- _Exercise aim_
Show every line containing "crimes" by copying it.

- _Recorded data_
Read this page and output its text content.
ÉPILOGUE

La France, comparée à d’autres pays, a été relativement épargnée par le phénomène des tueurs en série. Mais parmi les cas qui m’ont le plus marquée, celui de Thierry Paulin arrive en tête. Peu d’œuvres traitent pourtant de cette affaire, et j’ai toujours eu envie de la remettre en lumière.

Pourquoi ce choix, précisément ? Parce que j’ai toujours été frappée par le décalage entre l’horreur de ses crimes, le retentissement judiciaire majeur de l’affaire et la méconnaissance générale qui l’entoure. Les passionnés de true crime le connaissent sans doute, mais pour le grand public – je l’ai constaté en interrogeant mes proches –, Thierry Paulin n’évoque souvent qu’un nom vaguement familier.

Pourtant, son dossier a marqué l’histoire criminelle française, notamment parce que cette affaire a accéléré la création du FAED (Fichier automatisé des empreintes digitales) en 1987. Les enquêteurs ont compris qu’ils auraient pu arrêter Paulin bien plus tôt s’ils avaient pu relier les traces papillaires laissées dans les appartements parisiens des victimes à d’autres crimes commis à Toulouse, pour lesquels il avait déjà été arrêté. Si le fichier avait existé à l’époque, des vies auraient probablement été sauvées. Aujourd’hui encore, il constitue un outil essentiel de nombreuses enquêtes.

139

- _Worked answer_
Pourquoi ce choix, précisément ? Parce que j’ai toujours été frappée par le décalage entre l’horreur de ses crimes, le retentissement judiciaire majeur de l’affaire et la méconnaissance générale qui l’entoure. Les passionnés de true crime le connaissent sans doute, mais pour le grand public – je l’ai constaté en interrogeant mes proches –, Thierry Paulin n’évoque souvent qu’un nom vaguement familier.
Pourtant, son dossier a marqué l’histoire criminelle française, notamment parce que cette affaire a accéléré la création du FAED (Fichier automatisé des empreintes digitales) en 1987. Les enquêteurs ont compris qu’ils auraient pu arrêter Paulin bien plus tôt s’ils avaient pu relier les traces papillaires laissées dans les appartements parisiens des victimes à d’autres crimes commis à Toulouse, pour lesquels il avait déjà été arrêté. Si le fichier avait existé à l’époque, des vies auraient probablement été sauvées. Aujourd’hui encore, il constitue un outil essentiel de nombreuses enquêtes.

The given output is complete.